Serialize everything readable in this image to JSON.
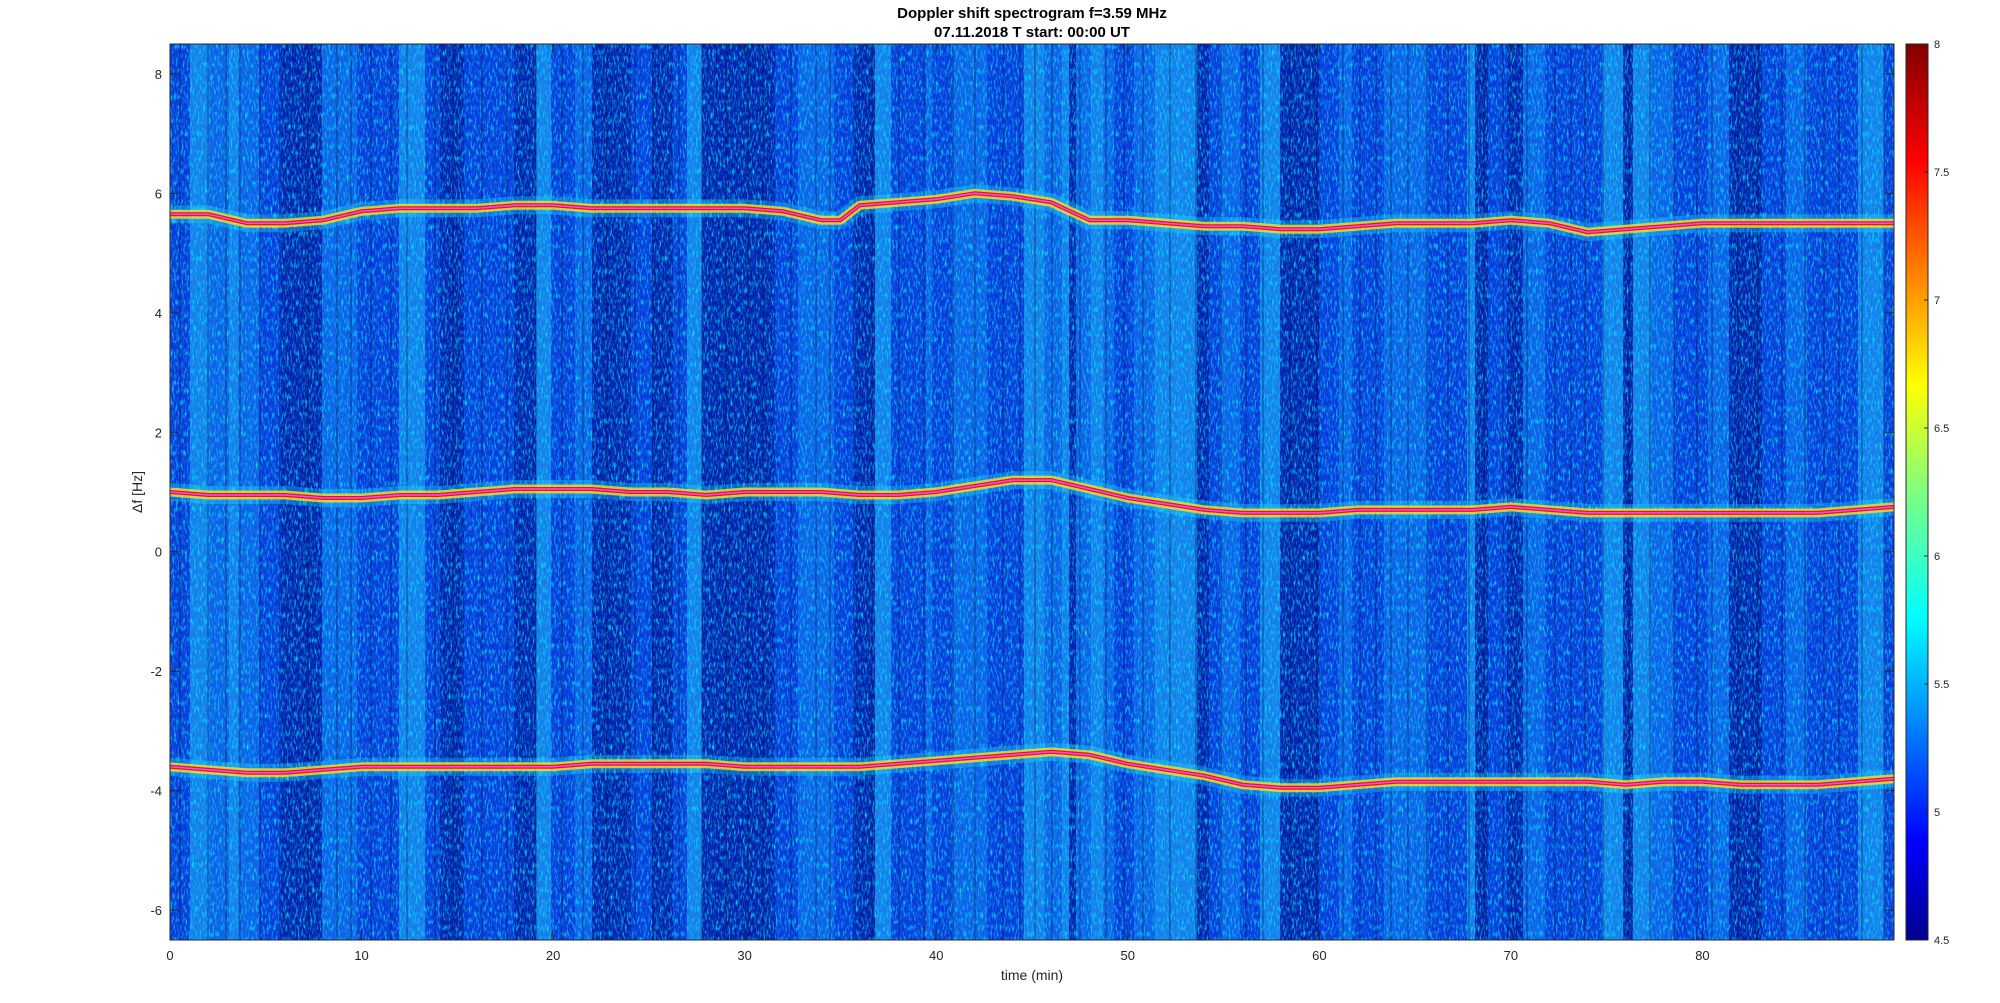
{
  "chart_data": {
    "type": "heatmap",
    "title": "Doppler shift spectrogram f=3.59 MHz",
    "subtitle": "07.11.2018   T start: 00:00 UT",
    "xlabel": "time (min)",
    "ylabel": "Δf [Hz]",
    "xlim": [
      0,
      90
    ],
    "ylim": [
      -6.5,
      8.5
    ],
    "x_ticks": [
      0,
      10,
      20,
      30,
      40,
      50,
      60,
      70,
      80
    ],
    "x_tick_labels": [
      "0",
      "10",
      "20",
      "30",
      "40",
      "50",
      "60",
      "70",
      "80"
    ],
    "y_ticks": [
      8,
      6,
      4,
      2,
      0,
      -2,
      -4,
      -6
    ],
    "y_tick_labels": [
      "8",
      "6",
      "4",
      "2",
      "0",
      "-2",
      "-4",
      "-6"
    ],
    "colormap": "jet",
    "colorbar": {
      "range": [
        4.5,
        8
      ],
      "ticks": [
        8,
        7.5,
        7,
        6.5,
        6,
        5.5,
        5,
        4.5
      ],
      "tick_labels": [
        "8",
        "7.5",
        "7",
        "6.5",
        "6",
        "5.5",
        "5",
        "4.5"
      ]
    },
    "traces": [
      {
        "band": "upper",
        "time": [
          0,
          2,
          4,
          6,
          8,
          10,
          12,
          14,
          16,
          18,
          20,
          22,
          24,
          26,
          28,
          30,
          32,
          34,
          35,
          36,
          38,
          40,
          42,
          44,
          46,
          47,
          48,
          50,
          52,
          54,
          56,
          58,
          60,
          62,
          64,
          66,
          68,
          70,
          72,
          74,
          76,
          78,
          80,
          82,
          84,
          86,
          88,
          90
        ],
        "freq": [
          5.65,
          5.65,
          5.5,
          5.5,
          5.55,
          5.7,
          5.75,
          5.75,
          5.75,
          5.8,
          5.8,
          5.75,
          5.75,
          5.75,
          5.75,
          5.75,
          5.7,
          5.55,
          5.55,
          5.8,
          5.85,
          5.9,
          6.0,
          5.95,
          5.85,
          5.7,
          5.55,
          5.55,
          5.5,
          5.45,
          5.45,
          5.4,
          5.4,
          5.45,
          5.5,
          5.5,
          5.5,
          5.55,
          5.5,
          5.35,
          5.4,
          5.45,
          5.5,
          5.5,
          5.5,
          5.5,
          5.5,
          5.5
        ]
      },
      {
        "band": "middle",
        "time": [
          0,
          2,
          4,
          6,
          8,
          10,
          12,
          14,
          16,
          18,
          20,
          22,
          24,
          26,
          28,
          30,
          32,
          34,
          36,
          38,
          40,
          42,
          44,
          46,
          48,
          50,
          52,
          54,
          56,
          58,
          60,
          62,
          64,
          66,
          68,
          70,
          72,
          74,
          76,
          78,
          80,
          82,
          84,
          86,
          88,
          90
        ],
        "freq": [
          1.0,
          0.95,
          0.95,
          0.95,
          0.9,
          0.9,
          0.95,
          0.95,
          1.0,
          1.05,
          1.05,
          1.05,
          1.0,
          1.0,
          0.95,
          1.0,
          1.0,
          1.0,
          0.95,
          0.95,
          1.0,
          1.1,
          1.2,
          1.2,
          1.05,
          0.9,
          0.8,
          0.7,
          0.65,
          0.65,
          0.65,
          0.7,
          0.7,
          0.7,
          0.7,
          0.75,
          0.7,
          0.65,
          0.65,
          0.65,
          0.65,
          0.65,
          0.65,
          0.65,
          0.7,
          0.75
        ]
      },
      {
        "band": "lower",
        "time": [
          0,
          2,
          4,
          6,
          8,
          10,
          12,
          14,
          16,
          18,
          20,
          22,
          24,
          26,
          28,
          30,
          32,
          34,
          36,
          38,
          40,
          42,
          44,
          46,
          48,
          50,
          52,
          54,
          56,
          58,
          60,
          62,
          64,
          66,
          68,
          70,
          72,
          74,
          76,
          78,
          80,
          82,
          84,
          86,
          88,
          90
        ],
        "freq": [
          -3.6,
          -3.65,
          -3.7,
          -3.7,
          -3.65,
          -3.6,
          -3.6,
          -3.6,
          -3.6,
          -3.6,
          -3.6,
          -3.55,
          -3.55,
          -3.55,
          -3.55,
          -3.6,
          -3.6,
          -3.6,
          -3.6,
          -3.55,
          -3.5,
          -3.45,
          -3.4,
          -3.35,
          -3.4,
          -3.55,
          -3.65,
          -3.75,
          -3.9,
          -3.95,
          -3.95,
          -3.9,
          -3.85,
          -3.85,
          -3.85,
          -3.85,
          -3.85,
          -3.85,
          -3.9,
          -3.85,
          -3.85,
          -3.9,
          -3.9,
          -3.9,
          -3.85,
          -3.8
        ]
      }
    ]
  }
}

--

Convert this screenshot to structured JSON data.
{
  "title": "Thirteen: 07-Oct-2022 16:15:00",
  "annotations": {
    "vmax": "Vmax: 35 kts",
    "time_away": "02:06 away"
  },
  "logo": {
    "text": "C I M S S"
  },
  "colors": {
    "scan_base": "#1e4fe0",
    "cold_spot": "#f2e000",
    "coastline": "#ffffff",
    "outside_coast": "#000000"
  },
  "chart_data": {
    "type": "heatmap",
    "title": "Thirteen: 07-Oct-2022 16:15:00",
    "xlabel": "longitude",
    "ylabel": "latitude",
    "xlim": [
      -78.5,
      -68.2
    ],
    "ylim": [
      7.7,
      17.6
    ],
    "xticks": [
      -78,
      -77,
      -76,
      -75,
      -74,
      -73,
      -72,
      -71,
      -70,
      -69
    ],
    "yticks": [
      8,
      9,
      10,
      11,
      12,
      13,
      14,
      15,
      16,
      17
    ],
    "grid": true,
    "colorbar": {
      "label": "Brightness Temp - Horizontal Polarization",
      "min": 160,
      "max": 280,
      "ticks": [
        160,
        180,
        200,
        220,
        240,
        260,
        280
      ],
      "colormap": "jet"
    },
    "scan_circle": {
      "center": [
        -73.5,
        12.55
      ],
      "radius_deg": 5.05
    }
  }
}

## TASK DESCRIPTION
Your answer should be a single number: the count of lines that contain "this".

## OUTPUT OF THE EXERCISE
2